Figure data in JSON
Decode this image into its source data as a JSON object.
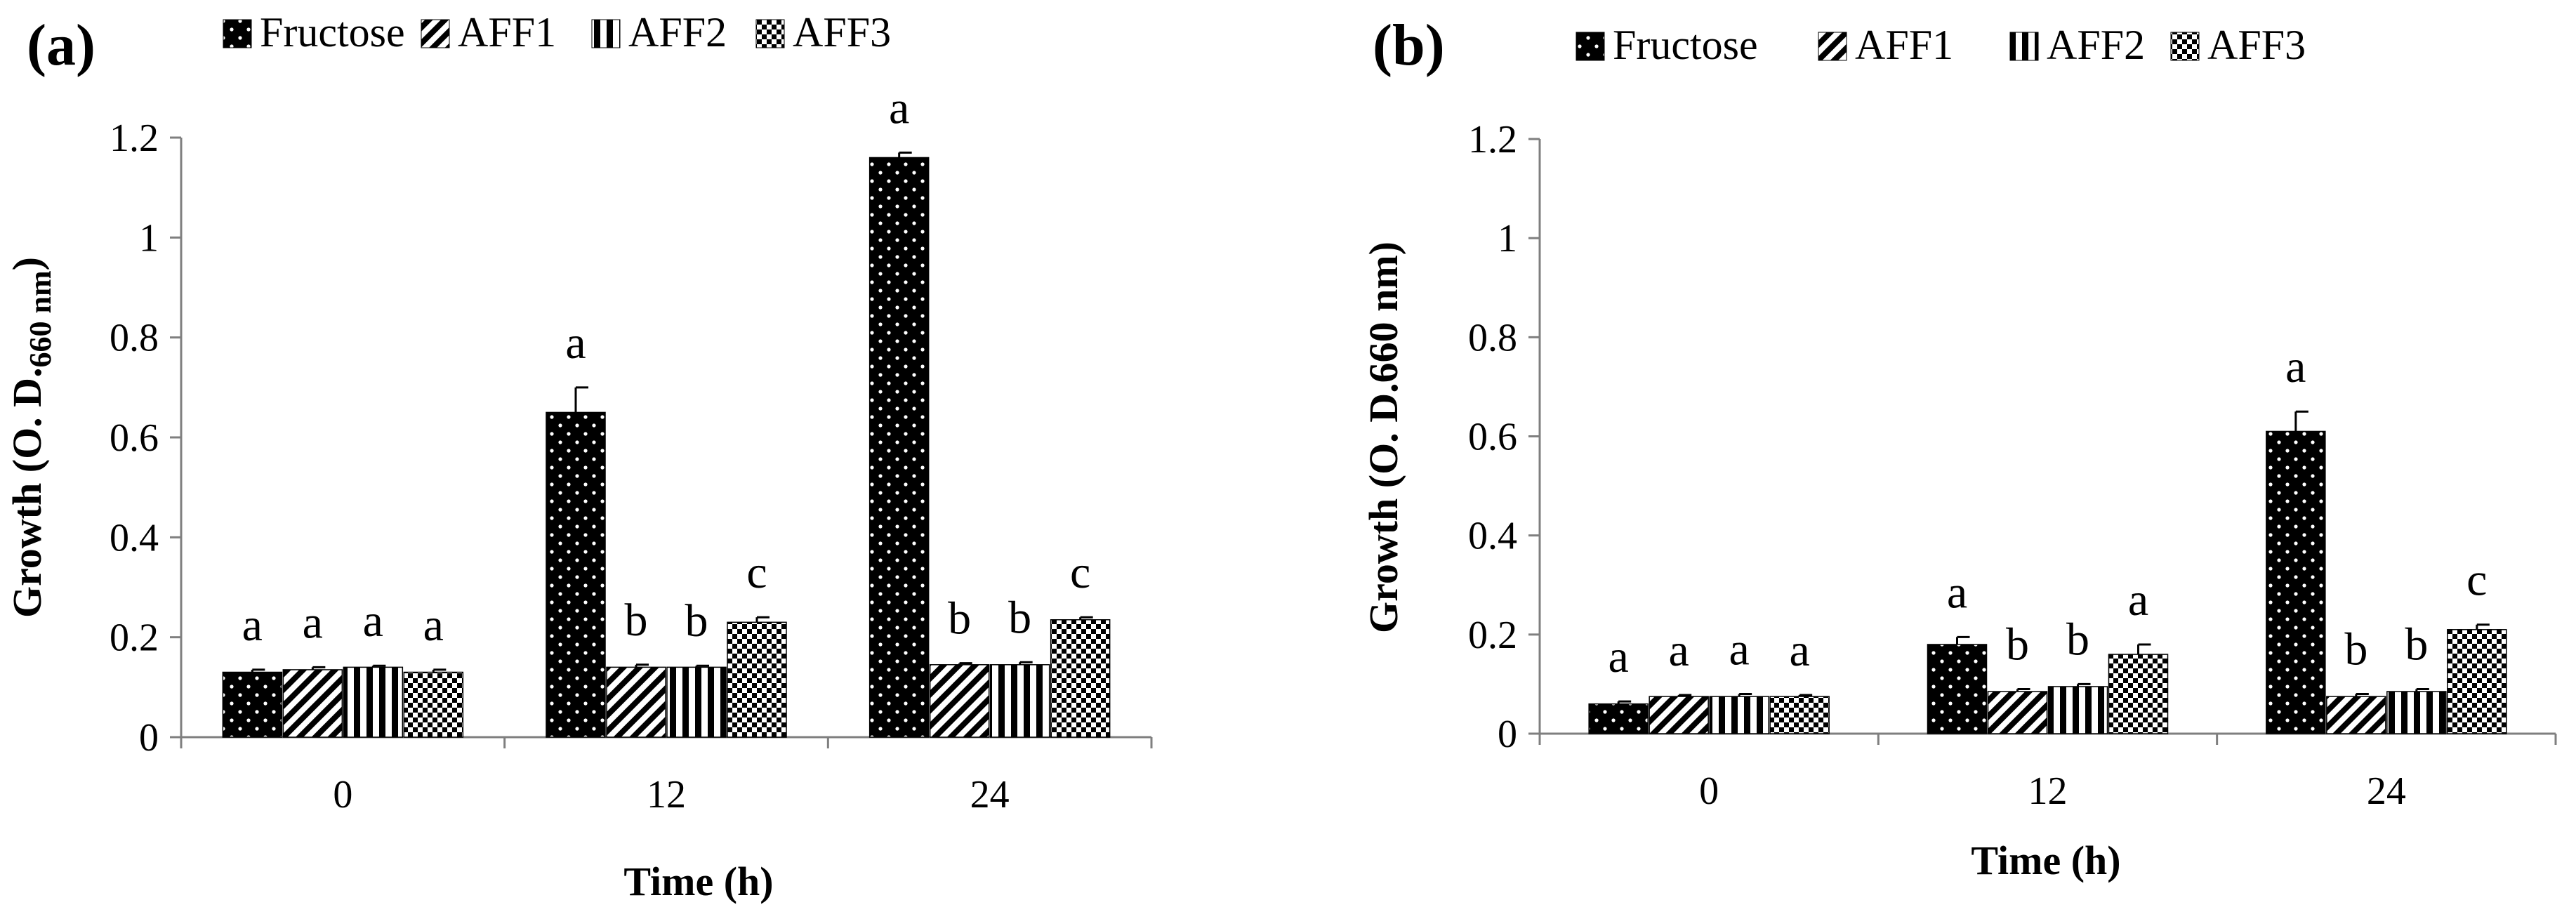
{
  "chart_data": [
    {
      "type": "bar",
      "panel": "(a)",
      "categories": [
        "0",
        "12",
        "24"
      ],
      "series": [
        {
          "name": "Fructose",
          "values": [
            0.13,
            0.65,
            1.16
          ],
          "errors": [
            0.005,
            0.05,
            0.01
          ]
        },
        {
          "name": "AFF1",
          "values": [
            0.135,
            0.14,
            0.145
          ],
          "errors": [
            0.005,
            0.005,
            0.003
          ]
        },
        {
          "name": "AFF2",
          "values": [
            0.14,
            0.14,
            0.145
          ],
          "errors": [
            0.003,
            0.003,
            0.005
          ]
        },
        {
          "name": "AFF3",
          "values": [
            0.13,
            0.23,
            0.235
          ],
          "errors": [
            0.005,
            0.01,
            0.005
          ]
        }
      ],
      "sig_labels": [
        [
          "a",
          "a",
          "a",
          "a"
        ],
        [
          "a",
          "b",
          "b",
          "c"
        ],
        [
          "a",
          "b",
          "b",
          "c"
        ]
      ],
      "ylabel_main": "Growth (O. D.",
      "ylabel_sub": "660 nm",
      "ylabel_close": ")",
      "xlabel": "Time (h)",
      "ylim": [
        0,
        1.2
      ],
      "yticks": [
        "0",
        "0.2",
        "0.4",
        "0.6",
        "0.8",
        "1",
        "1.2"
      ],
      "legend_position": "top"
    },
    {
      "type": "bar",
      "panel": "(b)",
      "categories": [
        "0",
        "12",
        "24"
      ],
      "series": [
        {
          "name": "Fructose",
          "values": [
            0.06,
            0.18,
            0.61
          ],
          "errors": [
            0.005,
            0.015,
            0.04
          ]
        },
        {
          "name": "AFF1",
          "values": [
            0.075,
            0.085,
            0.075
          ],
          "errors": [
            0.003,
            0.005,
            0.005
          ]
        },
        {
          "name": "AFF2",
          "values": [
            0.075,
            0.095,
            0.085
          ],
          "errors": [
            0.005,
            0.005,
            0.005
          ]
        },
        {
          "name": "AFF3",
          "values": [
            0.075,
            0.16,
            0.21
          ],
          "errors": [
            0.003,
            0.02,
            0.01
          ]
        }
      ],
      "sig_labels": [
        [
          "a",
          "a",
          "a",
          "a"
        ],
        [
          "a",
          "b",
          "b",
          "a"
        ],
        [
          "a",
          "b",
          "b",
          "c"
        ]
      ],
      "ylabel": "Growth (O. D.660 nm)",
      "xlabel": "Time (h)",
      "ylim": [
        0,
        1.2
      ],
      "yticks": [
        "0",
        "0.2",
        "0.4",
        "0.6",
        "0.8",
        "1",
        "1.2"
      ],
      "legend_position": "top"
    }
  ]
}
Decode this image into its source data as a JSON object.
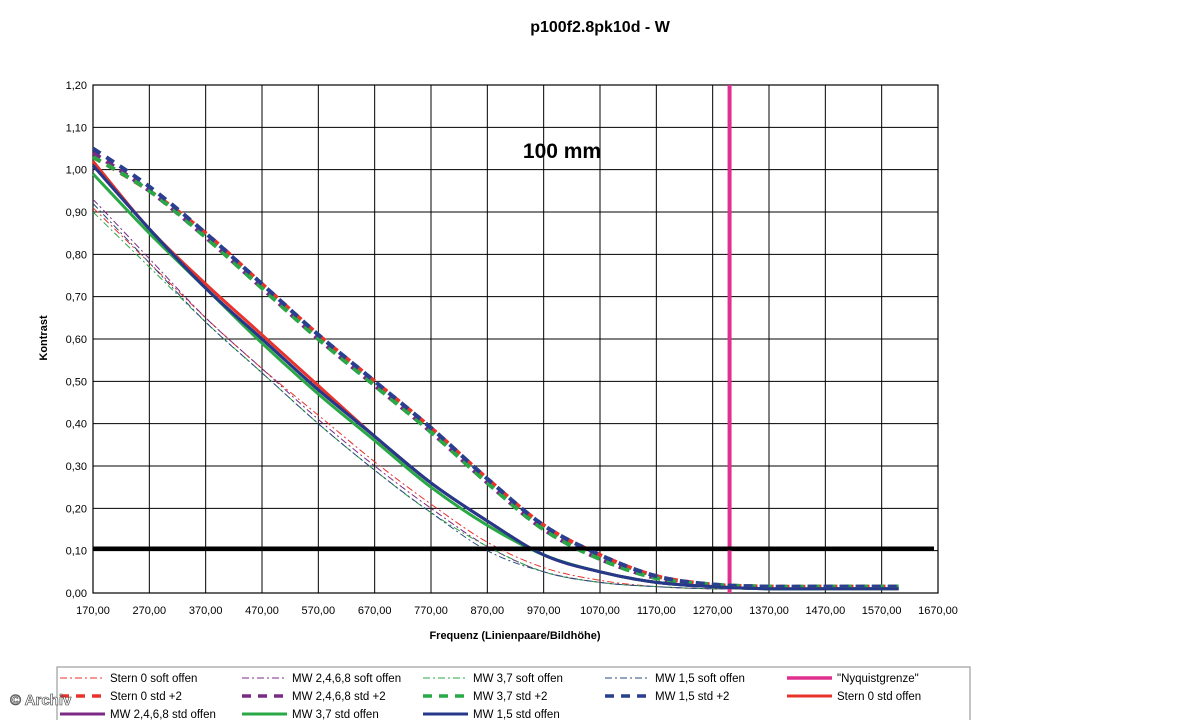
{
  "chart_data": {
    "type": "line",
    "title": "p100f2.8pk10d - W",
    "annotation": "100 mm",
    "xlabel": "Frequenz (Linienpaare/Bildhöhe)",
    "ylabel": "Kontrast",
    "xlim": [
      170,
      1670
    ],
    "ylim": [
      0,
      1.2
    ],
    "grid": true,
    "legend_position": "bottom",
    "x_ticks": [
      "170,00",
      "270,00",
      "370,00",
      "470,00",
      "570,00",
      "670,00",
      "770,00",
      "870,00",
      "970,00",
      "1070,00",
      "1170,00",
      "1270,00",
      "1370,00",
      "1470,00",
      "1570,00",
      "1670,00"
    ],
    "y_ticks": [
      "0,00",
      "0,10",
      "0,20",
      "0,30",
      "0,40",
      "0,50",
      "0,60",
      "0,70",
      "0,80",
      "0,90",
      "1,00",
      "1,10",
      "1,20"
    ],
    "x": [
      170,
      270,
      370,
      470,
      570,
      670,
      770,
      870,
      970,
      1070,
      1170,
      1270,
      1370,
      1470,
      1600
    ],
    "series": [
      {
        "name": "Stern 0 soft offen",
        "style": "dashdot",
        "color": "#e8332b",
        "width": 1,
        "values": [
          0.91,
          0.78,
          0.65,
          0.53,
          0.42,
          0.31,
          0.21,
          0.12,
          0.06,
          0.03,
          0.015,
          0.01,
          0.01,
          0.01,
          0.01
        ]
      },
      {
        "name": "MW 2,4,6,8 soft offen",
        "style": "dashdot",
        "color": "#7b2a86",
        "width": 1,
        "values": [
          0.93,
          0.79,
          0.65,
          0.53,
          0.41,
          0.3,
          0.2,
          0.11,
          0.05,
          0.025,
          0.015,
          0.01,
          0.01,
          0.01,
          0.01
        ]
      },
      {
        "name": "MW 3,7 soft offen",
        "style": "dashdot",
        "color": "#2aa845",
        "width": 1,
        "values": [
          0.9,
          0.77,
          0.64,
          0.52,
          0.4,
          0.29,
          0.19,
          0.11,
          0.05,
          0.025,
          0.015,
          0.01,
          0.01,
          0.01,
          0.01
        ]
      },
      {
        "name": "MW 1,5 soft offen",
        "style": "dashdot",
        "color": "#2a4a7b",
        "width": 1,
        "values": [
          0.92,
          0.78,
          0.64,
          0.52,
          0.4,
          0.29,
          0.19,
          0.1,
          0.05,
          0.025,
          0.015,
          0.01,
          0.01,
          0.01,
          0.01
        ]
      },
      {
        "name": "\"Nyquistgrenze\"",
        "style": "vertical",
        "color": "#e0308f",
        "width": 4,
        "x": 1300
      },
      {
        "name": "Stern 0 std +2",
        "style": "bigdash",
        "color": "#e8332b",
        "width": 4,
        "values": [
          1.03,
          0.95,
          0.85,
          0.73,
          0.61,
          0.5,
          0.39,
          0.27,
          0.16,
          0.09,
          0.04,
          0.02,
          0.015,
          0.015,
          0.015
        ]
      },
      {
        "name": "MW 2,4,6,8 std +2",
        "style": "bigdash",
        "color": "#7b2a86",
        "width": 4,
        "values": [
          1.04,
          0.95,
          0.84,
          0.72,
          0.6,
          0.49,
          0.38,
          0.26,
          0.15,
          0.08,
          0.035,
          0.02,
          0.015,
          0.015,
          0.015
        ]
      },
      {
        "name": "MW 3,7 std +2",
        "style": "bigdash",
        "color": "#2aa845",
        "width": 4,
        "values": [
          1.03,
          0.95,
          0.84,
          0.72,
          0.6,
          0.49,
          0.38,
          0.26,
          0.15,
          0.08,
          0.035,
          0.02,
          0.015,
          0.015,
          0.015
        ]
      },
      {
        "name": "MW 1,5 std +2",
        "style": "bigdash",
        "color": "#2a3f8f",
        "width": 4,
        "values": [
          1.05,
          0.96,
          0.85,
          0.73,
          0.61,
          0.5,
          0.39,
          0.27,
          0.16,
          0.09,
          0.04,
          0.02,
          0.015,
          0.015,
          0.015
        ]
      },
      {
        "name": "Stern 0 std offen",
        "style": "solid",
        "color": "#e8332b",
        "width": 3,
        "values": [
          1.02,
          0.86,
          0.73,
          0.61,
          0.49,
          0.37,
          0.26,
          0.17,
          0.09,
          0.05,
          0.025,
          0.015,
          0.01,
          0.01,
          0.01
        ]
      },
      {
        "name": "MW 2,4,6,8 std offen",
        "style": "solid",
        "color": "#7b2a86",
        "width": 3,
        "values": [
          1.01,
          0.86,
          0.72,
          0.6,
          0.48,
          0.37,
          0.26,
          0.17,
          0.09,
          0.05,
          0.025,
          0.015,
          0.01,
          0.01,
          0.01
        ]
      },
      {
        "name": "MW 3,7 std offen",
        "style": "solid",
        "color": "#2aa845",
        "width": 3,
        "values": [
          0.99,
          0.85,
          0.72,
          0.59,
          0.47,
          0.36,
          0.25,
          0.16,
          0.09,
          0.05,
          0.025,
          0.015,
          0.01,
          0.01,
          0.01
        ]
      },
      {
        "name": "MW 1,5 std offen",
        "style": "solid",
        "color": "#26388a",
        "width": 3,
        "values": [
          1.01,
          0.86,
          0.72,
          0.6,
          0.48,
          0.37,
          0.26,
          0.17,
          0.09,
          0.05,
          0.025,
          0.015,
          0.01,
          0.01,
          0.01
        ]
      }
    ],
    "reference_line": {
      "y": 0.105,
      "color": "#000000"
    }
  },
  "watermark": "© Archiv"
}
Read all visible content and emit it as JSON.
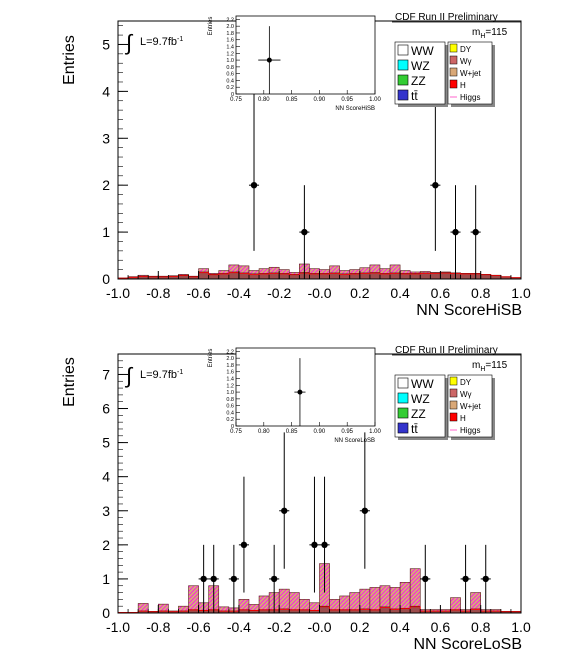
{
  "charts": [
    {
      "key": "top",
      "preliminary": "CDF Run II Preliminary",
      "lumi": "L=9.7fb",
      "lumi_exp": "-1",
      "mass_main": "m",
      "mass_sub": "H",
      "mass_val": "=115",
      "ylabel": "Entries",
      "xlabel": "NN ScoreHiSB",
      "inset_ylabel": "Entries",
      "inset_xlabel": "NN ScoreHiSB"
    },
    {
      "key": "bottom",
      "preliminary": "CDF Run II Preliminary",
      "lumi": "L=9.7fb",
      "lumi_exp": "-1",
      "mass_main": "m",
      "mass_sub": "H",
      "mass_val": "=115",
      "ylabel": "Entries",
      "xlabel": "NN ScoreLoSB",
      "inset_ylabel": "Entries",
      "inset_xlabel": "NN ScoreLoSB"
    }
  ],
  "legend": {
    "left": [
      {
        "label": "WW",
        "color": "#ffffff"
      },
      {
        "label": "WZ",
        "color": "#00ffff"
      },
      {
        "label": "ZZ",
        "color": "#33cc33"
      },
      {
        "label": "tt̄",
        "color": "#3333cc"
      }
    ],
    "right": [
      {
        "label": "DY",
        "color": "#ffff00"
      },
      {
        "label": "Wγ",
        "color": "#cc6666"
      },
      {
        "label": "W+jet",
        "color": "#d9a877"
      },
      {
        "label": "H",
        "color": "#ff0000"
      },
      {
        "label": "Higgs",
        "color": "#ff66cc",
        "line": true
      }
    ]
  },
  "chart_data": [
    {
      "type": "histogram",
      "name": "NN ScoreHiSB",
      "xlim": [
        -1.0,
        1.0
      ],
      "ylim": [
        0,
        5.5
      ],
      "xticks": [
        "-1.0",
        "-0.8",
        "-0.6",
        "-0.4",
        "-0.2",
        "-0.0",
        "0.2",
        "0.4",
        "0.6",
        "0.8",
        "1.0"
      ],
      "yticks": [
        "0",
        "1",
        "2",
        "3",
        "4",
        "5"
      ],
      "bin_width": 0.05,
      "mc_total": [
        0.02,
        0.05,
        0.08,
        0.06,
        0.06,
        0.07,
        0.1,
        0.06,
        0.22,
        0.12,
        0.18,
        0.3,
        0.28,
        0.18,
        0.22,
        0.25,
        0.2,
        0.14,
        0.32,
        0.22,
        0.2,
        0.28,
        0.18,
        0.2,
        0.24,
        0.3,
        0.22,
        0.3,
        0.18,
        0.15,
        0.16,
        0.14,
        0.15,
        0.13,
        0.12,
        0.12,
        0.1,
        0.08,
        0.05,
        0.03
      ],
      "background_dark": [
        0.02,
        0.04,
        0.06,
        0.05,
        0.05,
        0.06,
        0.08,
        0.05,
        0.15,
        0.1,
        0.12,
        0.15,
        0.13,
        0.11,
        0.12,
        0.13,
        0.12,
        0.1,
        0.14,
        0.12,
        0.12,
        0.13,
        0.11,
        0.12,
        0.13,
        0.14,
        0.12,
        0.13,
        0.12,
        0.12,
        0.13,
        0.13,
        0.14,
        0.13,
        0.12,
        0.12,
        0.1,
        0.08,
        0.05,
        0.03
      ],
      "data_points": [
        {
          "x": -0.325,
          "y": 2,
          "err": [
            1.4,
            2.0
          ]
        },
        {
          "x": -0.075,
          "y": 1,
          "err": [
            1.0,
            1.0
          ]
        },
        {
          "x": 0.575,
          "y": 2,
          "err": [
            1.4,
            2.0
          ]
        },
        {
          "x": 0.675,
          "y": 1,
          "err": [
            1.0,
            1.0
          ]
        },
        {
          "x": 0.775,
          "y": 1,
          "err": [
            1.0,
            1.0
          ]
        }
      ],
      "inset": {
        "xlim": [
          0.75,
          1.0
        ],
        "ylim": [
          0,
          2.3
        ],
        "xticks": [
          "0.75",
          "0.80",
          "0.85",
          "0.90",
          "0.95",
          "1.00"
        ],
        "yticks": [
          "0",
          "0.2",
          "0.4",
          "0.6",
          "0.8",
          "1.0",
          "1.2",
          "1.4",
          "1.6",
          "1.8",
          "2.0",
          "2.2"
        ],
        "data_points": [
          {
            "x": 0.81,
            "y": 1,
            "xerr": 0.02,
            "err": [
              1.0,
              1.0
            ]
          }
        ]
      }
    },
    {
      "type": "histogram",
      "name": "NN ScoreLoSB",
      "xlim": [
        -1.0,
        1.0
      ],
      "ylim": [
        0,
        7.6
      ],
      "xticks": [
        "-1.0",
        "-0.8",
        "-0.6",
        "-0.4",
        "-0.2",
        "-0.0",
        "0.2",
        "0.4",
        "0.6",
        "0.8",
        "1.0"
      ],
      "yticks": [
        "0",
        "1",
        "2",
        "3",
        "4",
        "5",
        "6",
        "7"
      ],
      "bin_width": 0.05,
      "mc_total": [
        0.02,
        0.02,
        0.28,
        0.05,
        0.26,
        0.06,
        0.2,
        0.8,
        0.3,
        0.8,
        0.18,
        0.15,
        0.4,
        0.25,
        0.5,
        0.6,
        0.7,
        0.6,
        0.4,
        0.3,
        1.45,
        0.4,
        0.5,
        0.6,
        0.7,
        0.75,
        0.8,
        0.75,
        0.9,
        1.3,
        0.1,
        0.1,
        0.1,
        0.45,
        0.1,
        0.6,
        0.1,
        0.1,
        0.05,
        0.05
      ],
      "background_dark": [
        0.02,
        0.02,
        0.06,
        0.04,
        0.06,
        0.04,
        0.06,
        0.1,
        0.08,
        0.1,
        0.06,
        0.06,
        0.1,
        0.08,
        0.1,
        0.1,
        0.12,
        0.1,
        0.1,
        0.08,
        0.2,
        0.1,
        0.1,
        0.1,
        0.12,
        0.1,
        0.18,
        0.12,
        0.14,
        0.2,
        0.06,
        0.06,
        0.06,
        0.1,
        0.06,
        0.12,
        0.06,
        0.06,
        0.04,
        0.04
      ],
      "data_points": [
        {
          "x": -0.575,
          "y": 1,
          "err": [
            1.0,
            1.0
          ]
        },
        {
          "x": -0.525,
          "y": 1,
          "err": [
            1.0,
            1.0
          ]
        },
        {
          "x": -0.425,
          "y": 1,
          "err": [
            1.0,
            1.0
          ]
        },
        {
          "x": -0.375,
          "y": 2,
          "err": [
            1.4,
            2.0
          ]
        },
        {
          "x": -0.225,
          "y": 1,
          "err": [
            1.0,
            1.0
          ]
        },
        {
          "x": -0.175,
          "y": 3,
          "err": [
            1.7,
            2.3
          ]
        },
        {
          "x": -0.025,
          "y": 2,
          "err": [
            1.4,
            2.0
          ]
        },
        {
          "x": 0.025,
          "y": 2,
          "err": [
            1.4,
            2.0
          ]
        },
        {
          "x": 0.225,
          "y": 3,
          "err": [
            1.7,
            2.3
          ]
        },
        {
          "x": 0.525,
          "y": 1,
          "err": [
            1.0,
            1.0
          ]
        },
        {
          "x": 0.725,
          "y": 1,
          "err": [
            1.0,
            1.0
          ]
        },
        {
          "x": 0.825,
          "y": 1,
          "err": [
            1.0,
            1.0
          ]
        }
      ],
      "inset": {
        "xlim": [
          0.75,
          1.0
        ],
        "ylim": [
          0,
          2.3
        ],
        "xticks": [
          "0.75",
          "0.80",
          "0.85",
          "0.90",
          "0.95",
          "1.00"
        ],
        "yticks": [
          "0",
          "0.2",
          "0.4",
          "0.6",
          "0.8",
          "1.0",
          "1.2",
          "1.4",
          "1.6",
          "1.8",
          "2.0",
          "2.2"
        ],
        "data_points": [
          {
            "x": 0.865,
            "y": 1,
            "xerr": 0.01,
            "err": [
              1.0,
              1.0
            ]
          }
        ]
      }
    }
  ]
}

• The problem: Where a line holds the string "offen", copy that line.

• Exercise answer:
        "name": "Stern 0 soft offen",
        "name": "MW 2,4,6,8 soft offen",
        "name": "MW 3,7 soft offen",
        "name": "MW 1,5 soft offen",
        "name": "Stern 0 std offen",
        "name": "MW 2,4,6,8 std offen",
        "name": "MW 3,7 std offen",
        "name": "MW 1,5 std offen",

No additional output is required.